Count every line that holds the string "name", then give that number alone.

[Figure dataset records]
[start]
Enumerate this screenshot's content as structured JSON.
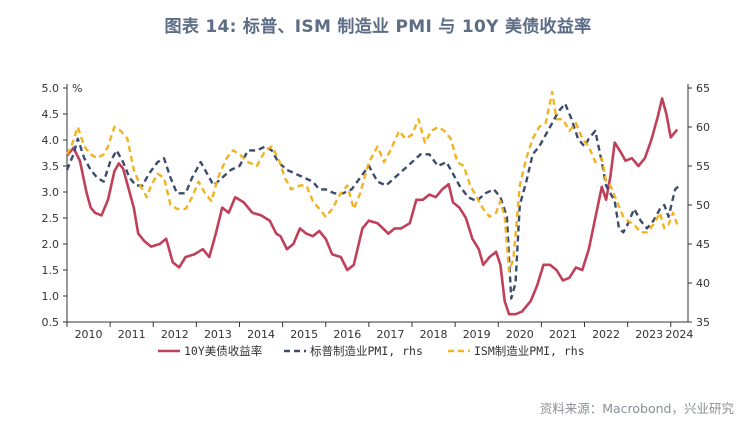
{
  "title": "图表 14: 标普、ISM 制造业 PMI 与 10Y 美债收益率",
  "source": "资料来源：Macrobond，兴业研究",
  "chart_data": {
    "type": "line",
    "left_axis": {
      "unit": "%",
      "min": 0.5,
      "max": 5.0,
      "ticks": [
        0.5,
        1.0,
        1.5,
        2.0,
        2.5,
        3.0,
        3.5,
        4.0,
        4.5,
        5.0
      ],
      "tick_labels": [
        "0.5",
        "1.0",
        "1.5",
        "2.0",
        "2.5",
        "3.0",
        "3.5",
        "4.0",
        "4.5",
        "5.0"
      ]
    },
    "right_axis": {
      "min": 35,
      "max": 65,
      "ticks": [
        35,
        40,
        45,
        50,
        55,
        60,
        65
      ],
      "tick_labels": [
        "35",
        "40",
        "45",
        "50",
        "55",
        "60",
        "65"
      ]
    },
    "x_axis": {
      "min": 2010.0,
      "max": 2024.4,
      "year_labels": [
        "2010",
        "2011",
        "2012",
        "2013",
        "2014",
        "2015",
        "2016",
        "2017",
        "2018",
        "2019",
        "2020",
        "2021",
        "2022",
        "2023",
        "2024"
      ]
    },
    "legend_position": "bottom",
    "series": [
      {
        "name": "10Y美债收益率",
        "axis": "left",
        "color": "#c0405a",
        "style": "solid",
        "points": [
          [
            2010.0,
            3.7
          ],
          [
            2010.15,
            3.85
          ],
          [
            2010.3,
            3.6
          ],
          [
            2010.45,
            3.0
          ],
          [
            2010.55,
            2.7
          ],
          [
            2010.65,
            2.6
          ],
          [
            2010.8,
            2.55
          ],
          [
            2010.95,
            2.85
          ],
          [
            2011.1,
            3.4
          ],
          [
            2011.2,
            3.55
          ],
          [
            2011.3,
            3.45
          ],
          [
            2011.45,
            3.0
          ],
          [
            2011.55,
            2.7
          ],
          [
            2011.65,
            2.2
          ],
          [
            2011.8,
            2.05
          ],
          [
            2011.95,
            1.95
          ],
          [
            2012.15,
            2.0
          ],
          [
            2012.3,
            2.1
          ],
          [
            2012.45,
            1.65
          ],
          [
            2012.6,
            1.55
          ],
          [
            2012.75,
            1.75
          ],
          [
            2012.95,
            1.8
          ],
          [
            2013.15,
            1.9
          ],
          [
            2013.3,
            1.75
          ],
          [
            2013.45,
            2.2
          ],
          [
            2013.6,
            2.7
          ],
          [
            2013.75,
            2.6
          ],
          [
            2013.9,
            2.9
          ],
          [
            2014.1,
            2.8
          ],
          [
            2014.3,
            2.6
          ],
          [
            2014.5,
            2.55
          ],
          [
            2014.7,
            2.45
          ],
          [
            2014.85,
            2.2
          ],
          [
            2014.95,
            2.15
          ],
          [
            2015.1,
            1.9
          ],
          [
            2015.25,
            2.0
          ],
          [
            2015.4,
            2.3
          ],
          [
            2015.55,
            2.2
          ],
          [
            2015.7,
            2.15
          ],
          [
            2015.85,
            2.25
          ],
          [
            2016.0,
            2.1
          ],
          [
            2016.15,
            1.8
          ],
          [
            2016.35,
            1.75
          ],
          [
            2016.5,
            1.5
          ],
          [
            2016.65,
            1.6
          ],
          [
            2016.85,
            2.3
          ],
          [
            2017.0,
            2.45
          ],
          [
            2017.2,
            2.4
          ],
          [
            2017.45,
            2.2
          ],
          [
            2017.6,
            2.3
          ],
          [
            2017.75,
            2.3
          ],
          [
            2017.95,
            2.4
          ],
          [
            2018.1,
            2.85
          ],
          [
            2018.25,
            2.85
          ],
          [
            2018.4,
            2.95
          ],
          [
            2018.55,
            2.9
          ],
          [
            2018.7,
            3.05
          ],
          [
            2018.85,
            3.15
          ],
          [
            2018.95,
            2.8
          ],
          [
            2019.1,
            2.7
          ],
          [
            2019.25,
            2.5
          ],
          [
            2019.4,
            2.1
          ],
          [
            2019.55,
            1.9
          ],
          [
            2019.65,
            1.6
          ],
          [
            2019.8,
            1.75
          ],
          [
            2019.95,
            1.85
          ],
          [
            2020.05,
            1.6
          ],
          [
            2020.15,
            0.9
          ],
          [
            2020.25,
            0.65
          ],
          [
            2020.4,
            0.65
          ],
          [
            2020.55,
            0.7
          ],
          [
            2020.75,
            0.9
          ],
          [
            2020.9,
            1.2
          ],
          [
            2021.05,
            1.6
          ],
          [
            2021.2,
            1.6
          ],
          [
            2021.35,
            1.5
          ],
          [
            2021.5,
            1.3
          ],
          [
            2021.65,
            1.35
          ],
          [
            2021.8,
            1.55
          ],
          [
            2021.95,
            1.5
          ],
          [
            2022.1,
            1.9
          ],
          [
            2022.25,
            2.5
          ],
          [
            2022.4,
            3.1
          ],
          [
            2022.5,
            2.85
          ],
          [
            2022.6,
            3.3
          ],
          [
            2022.7,
            3.95
          ],
          [
            2022.85,
            3.75
          ],
          [
            2022.95,
            3.6
          ],
          [
            2023.1,
            3.65
          ],
          [
            2023.25,
            3.5
          ],
          [
            2023.4,
            3.65
          ],
          [
            2023.55,
            4.0
          ],
          [
            2023.7,
            4.45
          ],
          [
            2023.8,
            4.8
          ],
          [
            2023.9,
            4.5
          ],
          [
            2024.0,
            4.05
          ],
          [
            2024.15,
            4.2
          ]
        ]
      },
      {
        "name": "标普制造业PMI, rhs",
        "axis": "right",
        "color": "#3d4c6b",
        "style": "dashed",
        "points": [
          [
            2010.0,
            54.5
          ],
          [
            2010.15,
            56.5
          ],
          [
            2010.25,
            58.5
          ],
          [
            2010.4,
            56.0
          ],
          [
            2010.55,
            54.5
          ],
          [
            2010.7,
            53.5
          ],
          [
            2010.85,
            53.0
          ],
          [
            2011.0,
            55.5
          ],
          [
            2011.15,
            57.0
          ],
          [
            2011.3,
            55.5
          ],
          [
            2011.45,
            53.5
          ],
          [
            2011.6,
            52.5
          ],
          [
            2011.75,
            52.5
          ],
          [
            2011.9,
            54.0
          ],
          [
            2012.1,
            55.5
          ],
          [
            2012.25,
            56.0
          ],
          [
            2012.4,
            53.5
          ],
          [
            2012.55,
            51.5
          ],
          [
            2012.75,
            51.5
          ],
          [
            2012.9,
            53.5
          ],
          [
            2013.1,
            55.5
          ],
          [
            2013.25,
            54.0
          ],
          [
            2013.4,
            52.5
          ],
          [
            2013.6,
            53.5
          ],
          [
            2013.8,
            54.5
          ],
          [
            2014.0,
            55.0
          ],
          [
            2014.2,
            57.0
          ],
          [
            2014.4,
            57.0
          ],
          [
            2014.6,
            57.5
          ],
          [
            2014.75,
            57.0
          ],
          [
            2014.9,
            55.5
          ],
          [
            2015.1,
            54.5
          ],
          [
            2015.3,
            54.0
          ],
          [
            2015.5,
            53.5
          ],
          [
            2015.7,
            53.0
          ],
          [
            2015.85,
            52.0
          ],
          [
            2016.0,
            52.0
          ],
          [
            2016.2,
            51.5
          ],
          [
            2016.4,
            51.5
          ],
          [
            2016.6,
            52.0
          ],
          [
            2016.8,
            53.5
          ],
          [
            2017.0,
            55.0
          ],
          [
            2017.2,
            53.0
          ],
          [
            2017.4,
            52.5
          ],
          [
            2017.6,
            53.5
          ],
          [
            2017.8,
            54.5
          ],
          [
            2018.0,
            55.5
          ],
          [
            2018.2,
            56.5
          ],
          [
            2018.4,
            56.5
          ],
          [
            2018.6,
            55.0
          ],
          [
            2018.8,
            55.5
          ],
          [
            2018.95,
            54.0
          ],
          [
            2019.1,
            52.5
          ],
          [
            2019.3,
            51.0
          ],
          [
            2019.5,
            50.5
          ],
          [
            2019.7,
            51.5
          ],
          [
            2019.9,
            52.0
          ],
          [
            2020.05,
            51.0
          ],
          [
            2020.2,
            48.5
          ],
          [
            2020.3,
            38.0
          ],
          [
            2020.4,
            40.0
          ],
          [
            2020.5,
            50.0
          ],
          [
            2020.65,
            53.0
          ],
          [
            2020.8,
            56.5
          ],
          [
            2020.95,
            57.5
          ],
          [
            2021.1,
            59.0
          ],
          [
            2021.25,
            60.5
          ],
          [
            2021.4,
            62.0
          ],
          [
            2021.55,
            63.0
          ],
          [
            2021.7,
            61.0
          ],
          [
            2021.85,
            58.5
          ],
          [
            2022.0,
            57.5
          ],
          [
            2022.1,
            58.5
          ],
          [
            2022.25,
            59.5
          ],
          [
            2022.4,
            55.5
          ],
          [
            2022.5,
            52.5
          ],
          [
            2022.6,
            51.5
          ],
          [
            2022.7,
            50.5
          ],
          [
            2022.8,
            47.0
          ],
          [
            2022.9,
            46.5
          ],
          [
            2023.0,
            47.5
          ],
          [
            2023.15,
            49.5
          ],
          [
            2023.3,
            48.0
          ],
          [
            2023.45,
            47.0
          ],
          [
            2023.6,
            48.0
          ],
          [
            2023.75,
            49.5
          ],
          [
            2023.85,
            50.0
          ],
          [
            2023.95,
            48.5
          ],
          [
            2024.1,
            52.0
          ],
          [
            2024.2,
            52.5
          ]
        ]
      },
      {
        "name": "ISM制造业PMI, rhs",
        "axis": "right",
        "color": "#f0b323",
        "style": "dashed",
        "points": [
          [
            2010.0,
            56.5
          ],
          [
            2010.1,
            57.5
          ],
          [
            2010.25,
            60.0
          ],
          [
            2010.4,
            57.5
          ],
          [
            2010.55,
            56.5
          ],
          [
            2010.7,
            56.0
          ],
          [
            2010.85,
            56.5
          ],
          [
            2010.95,
            57.5
          ],
          [
            2011.1,
            60.0
          ],
          [
            2011.25,
            59.5
          ],
          [
            2011.4,
            58.5
          ],
          [
            2011.55,
            54.5
          ],
          [
            2011.7,
            52.5
          ],
          [
            2011.85,
            51.0
          ],
          [
            2011.95,
            52.5
          ],
          [
            2012.1,
            54.0
          ],
          [
            2012.25,
            53.5
          ],
          [
            2012.4,
            50.0
          ],
          [
            2012.55,
            49.5
          ],
          [
            2012.75,
            49.5
          ],
          [
            2012.9,
            51.0
          ],
          [
            2013.05,
            53.0
          ],
          [
            2013.2,
            51.5
          ],
          [
            2013.35,
            50.5
          ],
          [
            2013.5,
            53.5
          ],
          [
            2013.7,
            56.0
          ],
          [
            2013.85,
            57.0
          ],
          [
            2014.0,
            56.5
          ],
          [
            2014.2,
            55.5
          ],
          [
            2014.4,
            55.0
          ],
          [
            2014.6,
            57.0
          ],
          [
            2014.75,
            57.5
          ],
          [
            2014.9,
            56.0
          ],
          [
            2015.05,
            53.5
          ],
          [
            2015.2,
            52.0
          ],
          [
            2015.4,
            52.5
          ],
          [
            2015.55,
            52.5
          ],
          [
            2015.7,
            50.5
          ],
          [
            2015.85,
            49.5
          ],
          [
            2016.0,
            48.5
          ],
          [
            2016.15,
            49.5
          ],
          [
            2016.35,
            51.5
          ],
          [
            2016.5,
            52.5
          ],
          [
            2016.65,
            49.5
          ],
          [
            2016.8,
            51.5
          ],
          [
            2017.0,
            55.5
          ],
          [
            2017.2,
            57.5
          ],
          [
            2017.35,
            55.5
          ],
          [
            2017.5,
            57.0
          ],
          [
            2017.7,
            59.5
          ],
          [
            2017.85,
            58.5
          ],
          [
            2018.0,
            59.0
          ],
          [
            2018.15,
            61.0
          ],
          [
            2018.3,
            58.0
          ],
          [
            2018.45,
            59.5
          ],
          [
            2018.6,
            60.0
          ],
          [
            2018.75,
            59.5
          ],
          [
            2018.9,
            58.5
          ],
          [
            2019.05,
            55.5
          ],
          [
            2019.2,
            55.0
          ],
          [
            2019.35,
            52.5
          ],
          [
            2019.5,
            51.0
          ],
          [
            2019.65,
            49.5
          ],
          [
            2019.8,
            48.5
          ],
          [
            2019.95,
            49.0
          ],
          [
            2020.05,
            50.5
          ],
          [
            2020.15,
            48.5
          ],
          [
            2020.25,
            41.5
          ],
          [
            2020.35,
            43.0
          ],
          [
            2020.5,
            52.5
          ],
          [
            2020.65,
            56.0
          ],
          [
            2020.8,
            58.5
          ],
          [
            2020.95,
            60.0
          ],
          [
            2021.1,
            60.5
          ],
          [
            2021.25,
            64.5
          ],
          [
            2021.35,
            61.0
          ],
          [
            2021.5,
            61.0
          ],
          [
            2021.65,
            59.5
          ],
          [
            2021.8,
            60.5
          ],
          [
            2021.95,
            58.5
          ],
          [
            2022.1,
            57.5
          ],
          [
            2022.25,
            55.5
          ],
          [
            2022.4,
            56.0
          ],
          [
            2022.5,
            53.0
          ],
          [
            2022.6,
            52.5
          ],
          [
            2022.75,
            50.5
          ],
          [
            2022.9,
            48.5
          ],
          [
            2023.0,
            48.0
          ],
          [
            2023.15,
            47.5
          ],
          [
            2023.3,
            46.5
          ],
          [
            2023.45,
            46.5
          ],
          [
            2023.6,
            47.5
          ],
          [
            2023.75,
            49.0
          ],
          [
            2023.85,
            47.0
          ],
          [
            2023.95,
            47.5
          ],
          [
            2024.05,
            49.0
          ],
          [
            2024.15,
            47.5
          ]
        ]
      }
    ]
  }
}
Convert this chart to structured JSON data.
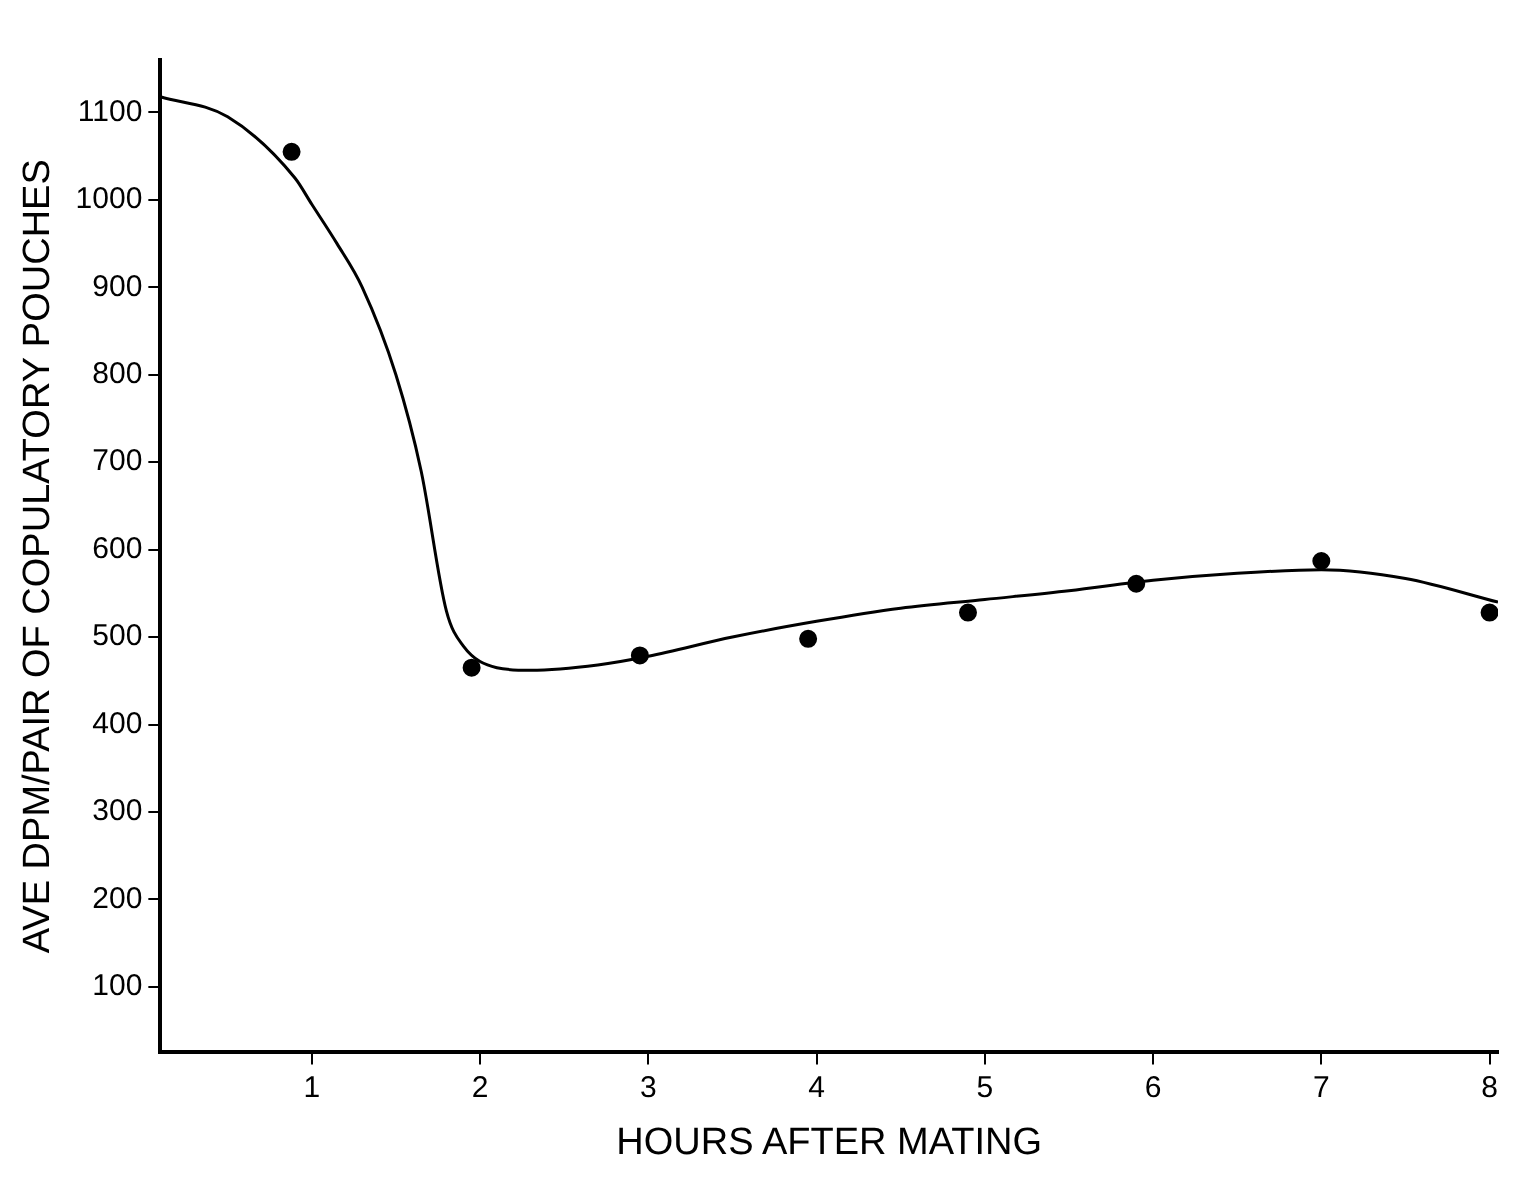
{
  "chart_data": {
    "type": "scatter",
    "xlabel": "HOURS AFTER MATING",
    "ylabel": "AVE DPM/PAIR OF COPULATORY POUCHES",
    "xlim": [
      0.1,
      8.05
    ],
    "xticks": [
      1,
      2,
      3,
      4,
      5,
      6,
      7,
      8
    ],
    "ylim": [
      25,
      1160
    ],
    "yticks": [
      100,
      200,
      300,
      400,
      500,
      600,
      700,
      800,
      900,
      1000,
      1100
    ],
    "grid": false,
    "legend": false,
    "marker": "circle",
    "series": [
      {
        "color": "#000000",
        "x": [
          0.88,
          1.95,
          2.95,
          3.95,
          4.9,
          5.9,
          7.0,
          8.0
        ],
        "values": [
          1055,
          465,
          479,
          498,
          528,
          561,
          587,
          528
        ]
      },
      {
        "type": "line",
        "color": "#000000",
        "marker": "none",
        "x": [
          0.1,
          0.5,
          0.9,
          1.0,
          1.15,
          1.3,
          1.5,
          1.65,
          1.8,
          1.9,
          2.1,
          2.3,
          2.7,
          3.0,
          3.5,
          4.0,
          4.5,
          5.0,
          5.5,
          6.0,
          6.5,
          7.0,
          7.5,
          8.05
        ],
        "values": [
          1118,
          1095,
          1025,
          995,
          950,
          900,
          800,
          690,
          530,
          490,
          465,
          462,
          468,
          478,
          500,
          518,
          533,
          543,
          553,
          565,
          573,
          577,
          567,
          540
        ]
      }
    ]
  }
}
[end]
- [Output for this exercise]: 3